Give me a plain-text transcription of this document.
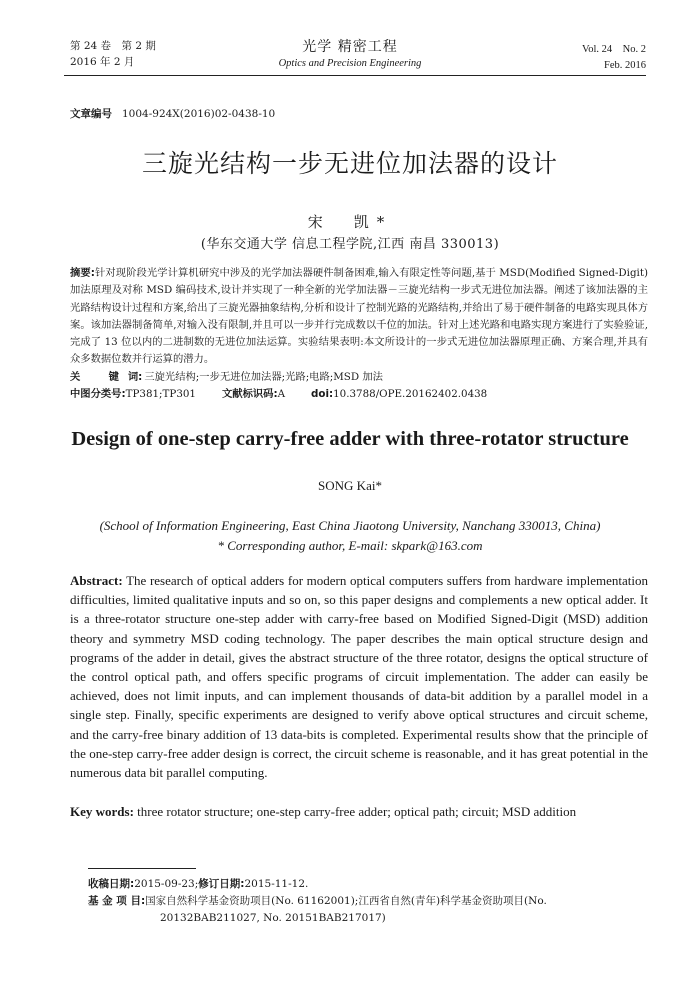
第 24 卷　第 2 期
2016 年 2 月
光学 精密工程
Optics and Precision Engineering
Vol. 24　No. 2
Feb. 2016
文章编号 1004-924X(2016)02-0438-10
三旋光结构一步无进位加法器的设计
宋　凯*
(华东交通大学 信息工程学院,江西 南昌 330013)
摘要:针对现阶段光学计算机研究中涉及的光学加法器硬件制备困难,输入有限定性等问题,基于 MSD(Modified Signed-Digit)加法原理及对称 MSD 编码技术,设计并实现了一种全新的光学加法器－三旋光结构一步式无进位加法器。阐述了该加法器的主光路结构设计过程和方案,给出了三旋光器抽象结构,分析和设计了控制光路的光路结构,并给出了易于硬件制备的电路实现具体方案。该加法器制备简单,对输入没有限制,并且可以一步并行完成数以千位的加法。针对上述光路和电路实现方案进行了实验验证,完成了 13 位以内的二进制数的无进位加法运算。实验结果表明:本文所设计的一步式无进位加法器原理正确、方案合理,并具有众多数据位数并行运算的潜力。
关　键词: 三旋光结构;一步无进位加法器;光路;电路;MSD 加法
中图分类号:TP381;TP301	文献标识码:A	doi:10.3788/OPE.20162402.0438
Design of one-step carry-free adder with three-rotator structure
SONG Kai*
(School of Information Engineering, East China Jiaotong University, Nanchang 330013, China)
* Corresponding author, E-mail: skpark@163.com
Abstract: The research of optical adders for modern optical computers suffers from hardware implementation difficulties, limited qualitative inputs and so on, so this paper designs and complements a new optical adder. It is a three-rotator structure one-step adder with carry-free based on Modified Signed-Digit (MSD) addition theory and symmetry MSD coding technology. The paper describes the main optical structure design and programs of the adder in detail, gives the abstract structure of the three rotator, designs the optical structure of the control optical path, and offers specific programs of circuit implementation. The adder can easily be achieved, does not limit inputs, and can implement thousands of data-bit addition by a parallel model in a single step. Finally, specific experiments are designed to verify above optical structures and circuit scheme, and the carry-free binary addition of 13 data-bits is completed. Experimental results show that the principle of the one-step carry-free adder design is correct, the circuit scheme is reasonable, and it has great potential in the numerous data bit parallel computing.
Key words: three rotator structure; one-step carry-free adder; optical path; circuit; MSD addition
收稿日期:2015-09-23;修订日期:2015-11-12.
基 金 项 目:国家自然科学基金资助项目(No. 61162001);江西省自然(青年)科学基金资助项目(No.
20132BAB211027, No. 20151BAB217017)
--
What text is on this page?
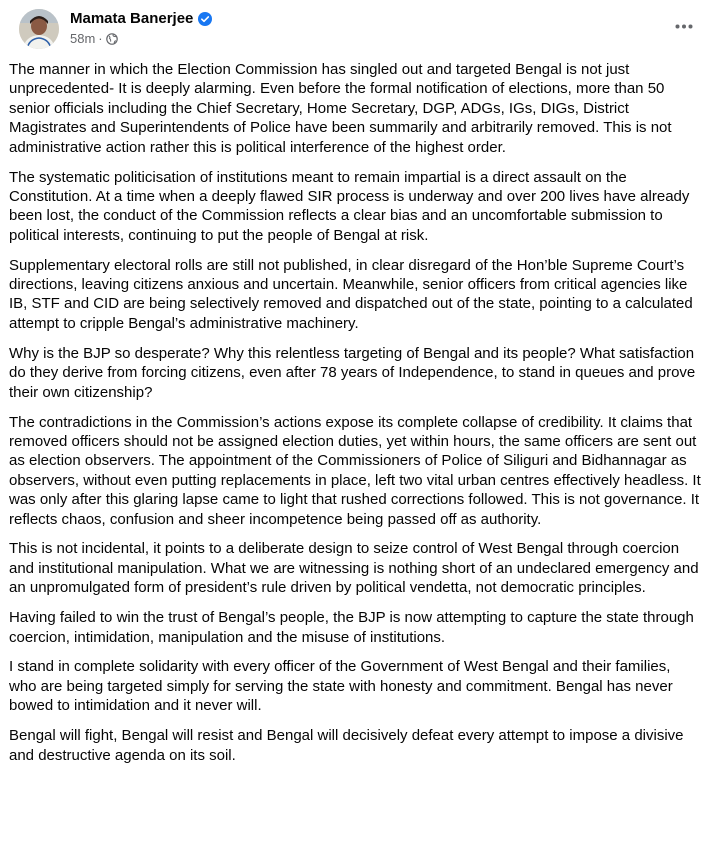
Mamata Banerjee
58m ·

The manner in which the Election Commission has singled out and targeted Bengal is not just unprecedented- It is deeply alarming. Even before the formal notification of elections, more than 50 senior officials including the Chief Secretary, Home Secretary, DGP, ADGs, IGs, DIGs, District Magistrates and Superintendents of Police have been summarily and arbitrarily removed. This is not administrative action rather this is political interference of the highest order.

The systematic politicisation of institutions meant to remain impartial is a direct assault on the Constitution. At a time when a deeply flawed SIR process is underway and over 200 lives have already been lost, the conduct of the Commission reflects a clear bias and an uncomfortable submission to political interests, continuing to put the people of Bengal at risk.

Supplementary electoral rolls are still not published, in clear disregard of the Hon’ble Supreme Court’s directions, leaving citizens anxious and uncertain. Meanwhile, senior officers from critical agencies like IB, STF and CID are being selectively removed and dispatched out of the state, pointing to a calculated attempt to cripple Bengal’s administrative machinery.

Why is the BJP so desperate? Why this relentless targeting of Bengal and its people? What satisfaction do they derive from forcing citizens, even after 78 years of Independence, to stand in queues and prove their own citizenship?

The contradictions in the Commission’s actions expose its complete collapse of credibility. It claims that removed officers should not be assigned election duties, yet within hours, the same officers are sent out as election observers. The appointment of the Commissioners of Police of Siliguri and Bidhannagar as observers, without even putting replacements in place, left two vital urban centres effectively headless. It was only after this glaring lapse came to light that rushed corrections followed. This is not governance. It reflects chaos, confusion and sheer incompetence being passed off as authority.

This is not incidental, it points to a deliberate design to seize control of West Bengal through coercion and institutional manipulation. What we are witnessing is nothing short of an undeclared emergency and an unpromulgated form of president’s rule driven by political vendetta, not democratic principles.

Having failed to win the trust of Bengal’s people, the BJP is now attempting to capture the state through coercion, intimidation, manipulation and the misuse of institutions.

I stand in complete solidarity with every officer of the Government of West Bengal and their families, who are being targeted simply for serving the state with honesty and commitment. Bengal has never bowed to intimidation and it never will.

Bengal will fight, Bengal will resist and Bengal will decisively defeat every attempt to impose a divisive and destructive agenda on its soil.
---
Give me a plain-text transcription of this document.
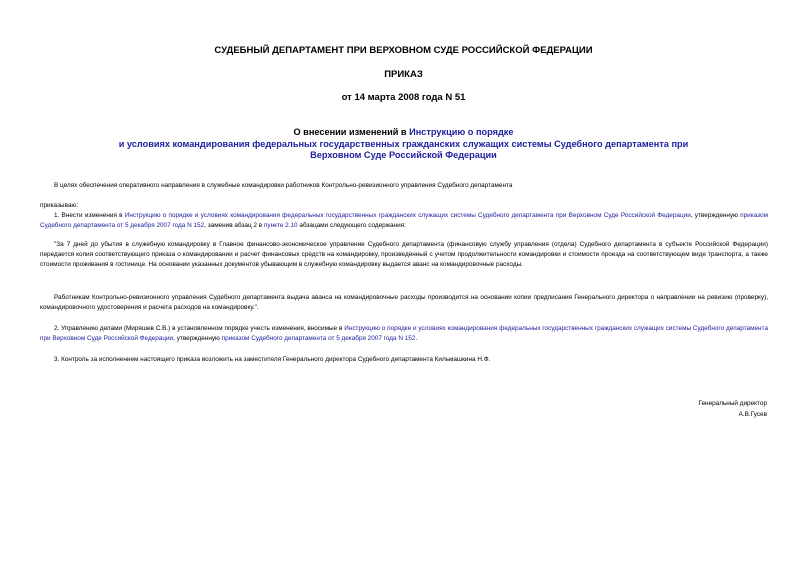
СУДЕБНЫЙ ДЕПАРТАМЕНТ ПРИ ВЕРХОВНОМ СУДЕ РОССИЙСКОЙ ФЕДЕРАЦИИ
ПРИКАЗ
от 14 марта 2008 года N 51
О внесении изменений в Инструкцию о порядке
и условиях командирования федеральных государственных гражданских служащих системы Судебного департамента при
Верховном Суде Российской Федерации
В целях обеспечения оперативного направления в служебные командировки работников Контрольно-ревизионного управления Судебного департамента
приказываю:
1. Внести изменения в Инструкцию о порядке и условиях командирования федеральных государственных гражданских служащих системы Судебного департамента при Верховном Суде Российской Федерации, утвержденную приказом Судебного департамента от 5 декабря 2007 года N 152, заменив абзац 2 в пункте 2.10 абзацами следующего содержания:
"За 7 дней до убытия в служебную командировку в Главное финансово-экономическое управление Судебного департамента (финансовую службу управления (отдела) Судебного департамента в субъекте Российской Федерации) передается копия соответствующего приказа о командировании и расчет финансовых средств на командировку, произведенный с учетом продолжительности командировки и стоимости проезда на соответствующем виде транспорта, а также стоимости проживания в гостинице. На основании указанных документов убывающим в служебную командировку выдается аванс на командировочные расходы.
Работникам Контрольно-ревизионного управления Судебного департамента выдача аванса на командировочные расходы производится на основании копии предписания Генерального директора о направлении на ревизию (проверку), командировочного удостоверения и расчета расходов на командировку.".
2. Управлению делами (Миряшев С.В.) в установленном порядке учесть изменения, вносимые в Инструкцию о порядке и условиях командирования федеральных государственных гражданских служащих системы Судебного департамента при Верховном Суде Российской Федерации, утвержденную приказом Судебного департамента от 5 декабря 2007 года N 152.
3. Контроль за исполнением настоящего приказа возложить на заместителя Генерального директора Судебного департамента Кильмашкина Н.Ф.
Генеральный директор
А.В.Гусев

AIM ▸
The answer is a single number, the count of lines in the records that contain the string "after".

TASK RESPONSE ▸
2